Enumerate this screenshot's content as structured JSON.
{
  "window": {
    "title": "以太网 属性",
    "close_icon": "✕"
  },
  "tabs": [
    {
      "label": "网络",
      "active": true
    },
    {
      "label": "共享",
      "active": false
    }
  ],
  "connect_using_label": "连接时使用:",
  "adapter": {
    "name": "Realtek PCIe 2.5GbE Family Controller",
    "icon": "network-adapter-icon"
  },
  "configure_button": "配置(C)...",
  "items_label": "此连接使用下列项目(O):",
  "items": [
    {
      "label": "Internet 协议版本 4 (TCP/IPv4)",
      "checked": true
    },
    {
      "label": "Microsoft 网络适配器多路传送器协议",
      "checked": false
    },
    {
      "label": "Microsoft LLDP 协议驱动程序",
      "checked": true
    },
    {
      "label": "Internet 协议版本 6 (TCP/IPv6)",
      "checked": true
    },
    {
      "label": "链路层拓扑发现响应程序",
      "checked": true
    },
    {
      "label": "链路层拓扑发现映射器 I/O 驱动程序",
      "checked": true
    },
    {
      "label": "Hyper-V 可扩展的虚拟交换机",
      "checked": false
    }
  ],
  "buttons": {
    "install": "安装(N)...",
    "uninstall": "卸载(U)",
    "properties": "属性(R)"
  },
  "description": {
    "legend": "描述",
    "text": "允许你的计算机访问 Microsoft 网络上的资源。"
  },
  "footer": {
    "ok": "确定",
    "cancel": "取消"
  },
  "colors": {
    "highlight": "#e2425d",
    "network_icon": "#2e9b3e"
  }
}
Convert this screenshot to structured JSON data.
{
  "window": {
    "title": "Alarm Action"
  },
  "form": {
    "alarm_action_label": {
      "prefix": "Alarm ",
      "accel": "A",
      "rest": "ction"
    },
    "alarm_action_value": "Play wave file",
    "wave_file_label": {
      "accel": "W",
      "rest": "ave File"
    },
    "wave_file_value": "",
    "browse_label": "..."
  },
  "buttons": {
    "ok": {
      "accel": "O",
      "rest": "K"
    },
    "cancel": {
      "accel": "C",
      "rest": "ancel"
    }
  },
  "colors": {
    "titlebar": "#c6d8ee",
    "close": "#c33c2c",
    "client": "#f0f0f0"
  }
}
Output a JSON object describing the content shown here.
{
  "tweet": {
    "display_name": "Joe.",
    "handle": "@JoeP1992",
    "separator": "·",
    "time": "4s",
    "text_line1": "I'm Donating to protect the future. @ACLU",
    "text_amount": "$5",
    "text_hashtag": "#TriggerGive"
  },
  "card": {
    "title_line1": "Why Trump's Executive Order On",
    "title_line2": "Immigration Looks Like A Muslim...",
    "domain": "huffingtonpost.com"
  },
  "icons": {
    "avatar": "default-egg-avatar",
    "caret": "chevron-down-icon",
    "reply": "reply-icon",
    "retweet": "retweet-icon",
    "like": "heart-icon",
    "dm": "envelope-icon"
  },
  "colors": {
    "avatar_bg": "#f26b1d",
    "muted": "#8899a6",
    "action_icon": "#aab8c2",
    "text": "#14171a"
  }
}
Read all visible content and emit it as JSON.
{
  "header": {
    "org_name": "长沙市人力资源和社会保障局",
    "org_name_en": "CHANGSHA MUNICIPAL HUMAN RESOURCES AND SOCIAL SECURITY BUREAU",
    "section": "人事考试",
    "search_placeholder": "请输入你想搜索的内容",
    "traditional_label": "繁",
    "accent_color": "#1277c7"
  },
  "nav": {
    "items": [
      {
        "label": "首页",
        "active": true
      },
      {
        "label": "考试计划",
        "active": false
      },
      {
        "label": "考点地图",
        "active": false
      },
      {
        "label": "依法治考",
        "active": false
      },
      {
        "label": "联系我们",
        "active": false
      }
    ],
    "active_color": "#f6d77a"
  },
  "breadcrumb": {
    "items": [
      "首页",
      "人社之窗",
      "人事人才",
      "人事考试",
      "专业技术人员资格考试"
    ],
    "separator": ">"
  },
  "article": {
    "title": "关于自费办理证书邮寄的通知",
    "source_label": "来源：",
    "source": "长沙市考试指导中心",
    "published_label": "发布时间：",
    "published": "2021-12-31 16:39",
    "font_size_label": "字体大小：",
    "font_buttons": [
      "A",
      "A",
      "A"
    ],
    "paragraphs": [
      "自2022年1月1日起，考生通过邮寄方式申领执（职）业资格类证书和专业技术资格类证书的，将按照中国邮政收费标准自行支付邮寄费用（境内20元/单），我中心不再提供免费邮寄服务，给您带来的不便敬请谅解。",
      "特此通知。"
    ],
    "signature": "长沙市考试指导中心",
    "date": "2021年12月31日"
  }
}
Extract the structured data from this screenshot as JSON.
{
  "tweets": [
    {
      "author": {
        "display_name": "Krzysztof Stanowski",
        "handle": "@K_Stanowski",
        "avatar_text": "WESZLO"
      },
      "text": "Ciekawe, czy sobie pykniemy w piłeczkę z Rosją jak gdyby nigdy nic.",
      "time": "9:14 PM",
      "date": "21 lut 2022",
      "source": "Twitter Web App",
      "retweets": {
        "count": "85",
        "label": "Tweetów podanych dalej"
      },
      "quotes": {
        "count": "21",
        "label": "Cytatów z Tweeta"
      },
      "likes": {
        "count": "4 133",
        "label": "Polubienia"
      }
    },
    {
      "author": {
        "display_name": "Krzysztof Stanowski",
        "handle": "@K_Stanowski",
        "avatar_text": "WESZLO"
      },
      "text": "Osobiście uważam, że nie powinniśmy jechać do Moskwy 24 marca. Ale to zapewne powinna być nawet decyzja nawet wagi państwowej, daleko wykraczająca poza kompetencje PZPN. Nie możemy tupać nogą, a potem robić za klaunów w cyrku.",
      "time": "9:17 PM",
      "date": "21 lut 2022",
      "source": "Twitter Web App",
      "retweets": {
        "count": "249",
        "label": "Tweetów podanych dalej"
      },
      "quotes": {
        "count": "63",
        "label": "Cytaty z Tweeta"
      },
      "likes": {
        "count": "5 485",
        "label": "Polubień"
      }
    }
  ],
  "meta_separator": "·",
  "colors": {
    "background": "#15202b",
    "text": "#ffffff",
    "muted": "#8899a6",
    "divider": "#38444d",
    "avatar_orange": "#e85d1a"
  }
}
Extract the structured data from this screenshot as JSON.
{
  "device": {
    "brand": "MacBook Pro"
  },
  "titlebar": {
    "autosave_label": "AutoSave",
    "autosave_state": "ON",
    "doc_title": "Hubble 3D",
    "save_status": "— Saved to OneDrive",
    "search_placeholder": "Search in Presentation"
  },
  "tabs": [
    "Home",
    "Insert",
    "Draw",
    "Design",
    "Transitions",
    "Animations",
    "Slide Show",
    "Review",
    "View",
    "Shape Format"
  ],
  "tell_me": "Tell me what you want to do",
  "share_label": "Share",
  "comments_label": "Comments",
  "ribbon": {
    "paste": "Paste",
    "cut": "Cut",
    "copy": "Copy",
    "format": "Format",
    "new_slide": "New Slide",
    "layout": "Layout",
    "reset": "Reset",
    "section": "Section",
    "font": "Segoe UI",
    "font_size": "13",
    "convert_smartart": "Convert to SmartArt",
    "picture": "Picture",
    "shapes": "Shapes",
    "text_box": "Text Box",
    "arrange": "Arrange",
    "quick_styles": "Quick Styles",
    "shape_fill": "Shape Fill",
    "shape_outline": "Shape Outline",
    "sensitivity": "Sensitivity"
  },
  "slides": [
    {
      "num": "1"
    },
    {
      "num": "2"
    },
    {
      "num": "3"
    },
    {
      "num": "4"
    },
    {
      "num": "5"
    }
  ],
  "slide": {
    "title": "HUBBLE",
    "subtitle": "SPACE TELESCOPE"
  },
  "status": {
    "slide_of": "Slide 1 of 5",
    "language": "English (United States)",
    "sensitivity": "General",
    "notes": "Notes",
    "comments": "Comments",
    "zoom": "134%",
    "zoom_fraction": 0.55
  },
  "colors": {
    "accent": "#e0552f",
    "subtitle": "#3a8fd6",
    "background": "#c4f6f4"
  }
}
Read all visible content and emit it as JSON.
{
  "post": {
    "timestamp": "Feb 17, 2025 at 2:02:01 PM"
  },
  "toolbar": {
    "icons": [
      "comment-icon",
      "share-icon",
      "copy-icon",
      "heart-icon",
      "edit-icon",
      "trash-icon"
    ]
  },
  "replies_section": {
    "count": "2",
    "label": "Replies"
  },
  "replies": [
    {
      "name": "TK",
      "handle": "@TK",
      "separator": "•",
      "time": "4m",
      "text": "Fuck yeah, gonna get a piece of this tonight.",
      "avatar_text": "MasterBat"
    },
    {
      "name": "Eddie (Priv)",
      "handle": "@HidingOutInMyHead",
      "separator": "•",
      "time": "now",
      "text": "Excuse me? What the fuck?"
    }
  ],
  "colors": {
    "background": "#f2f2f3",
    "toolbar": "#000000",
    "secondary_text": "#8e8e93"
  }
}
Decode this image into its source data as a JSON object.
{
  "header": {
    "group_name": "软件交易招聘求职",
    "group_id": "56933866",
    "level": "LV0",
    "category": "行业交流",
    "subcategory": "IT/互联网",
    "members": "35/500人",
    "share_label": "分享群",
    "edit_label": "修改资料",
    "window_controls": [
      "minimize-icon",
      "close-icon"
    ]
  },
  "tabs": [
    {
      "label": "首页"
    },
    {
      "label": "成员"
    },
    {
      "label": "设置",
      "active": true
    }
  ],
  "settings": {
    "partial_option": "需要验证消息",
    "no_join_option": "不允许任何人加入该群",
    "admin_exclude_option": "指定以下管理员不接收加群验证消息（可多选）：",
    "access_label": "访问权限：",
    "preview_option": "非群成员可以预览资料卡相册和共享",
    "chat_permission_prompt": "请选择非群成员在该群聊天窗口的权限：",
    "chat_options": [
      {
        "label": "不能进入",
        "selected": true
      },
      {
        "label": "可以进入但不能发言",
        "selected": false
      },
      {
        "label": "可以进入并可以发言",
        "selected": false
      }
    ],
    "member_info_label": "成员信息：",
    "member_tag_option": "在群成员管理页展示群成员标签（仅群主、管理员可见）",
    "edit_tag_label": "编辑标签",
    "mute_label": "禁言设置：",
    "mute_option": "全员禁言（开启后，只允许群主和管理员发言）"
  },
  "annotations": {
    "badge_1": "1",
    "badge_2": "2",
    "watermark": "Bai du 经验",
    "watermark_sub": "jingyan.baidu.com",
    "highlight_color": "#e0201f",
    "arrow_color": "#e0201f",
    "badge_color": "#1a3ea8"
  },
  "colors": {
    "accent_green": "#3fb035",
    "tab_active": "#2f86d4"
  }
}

# # # #

> **What you should do**: Which lines run from the one containing "Decode this image" to the end of the entries above? Quote exactly those, and only those.

> **Solution**:
Decode this image into its source data as a JSON object.
{
  "header": {
    "group_name": "软件交易招聘求职",
    "group_id": "56933866",
    "level": "LV0",
    "category": "行业交流",
    "subcategory": "IT/互联网",
    "members": "35/500人",
    "share_label": "分享群",
    "edit_label": "修改资料",
    "window_controls": [
      "minimize-icon",
      "close-icon"
    ]
  },
  "tabs": [
    {
      "label": "首页"
    },
    {
      "label": "成员"
    },
    {
      "label": "设置",
      "active": true
    }
  ],
  "settings": {
    "partial_option": "需要验证消息",
    "no_join_option": "不允许任何人加入该群",
    "admin_exclude_option": "指定以下管理员不接收加群验证消息（可多选）：",
    "access_label": "访问权限：",
    "preview_option": "非群成员可以预览资料卡相册和共享",
    "chat_permission_prompt": "请选择非群成员在该群聊天窗口的权限：",
    "chat_options": [
      {
        "label": "不能进入",
        "selected": true
      },
      {
        "label": "可以进入但不能发言",
        "selected": false
      },
      {
        "label": "可以进入并可以发言",
        "selected": false
      }
    ],
    "member_info_label": "成员信息：",
    "member_tag_option": "在群成员管理页展示群成员标签（仅群主、管理员可见）",
    "edit_tag_label": "编辑标签",
    "mute_label": "禁言设置：",
    "mute_option": "全员禁言（开启后，只允许群主和管理员发言）"
  },
  "annotations": {
    "badge_1": "1",
    "badge_2": "2",
    "watermark": "Bai du 经验",
    "watermark_sub": "jingyan.baidu.com",
    "highlight_color": "#e0201f",
    "arrow_color": "#e0201f",
    "badge_color": "#1a3ea8"
  },
  "colors": {
    "accent_green": "#3fb035",
    "tab_active": "#2f86d4"
  }
}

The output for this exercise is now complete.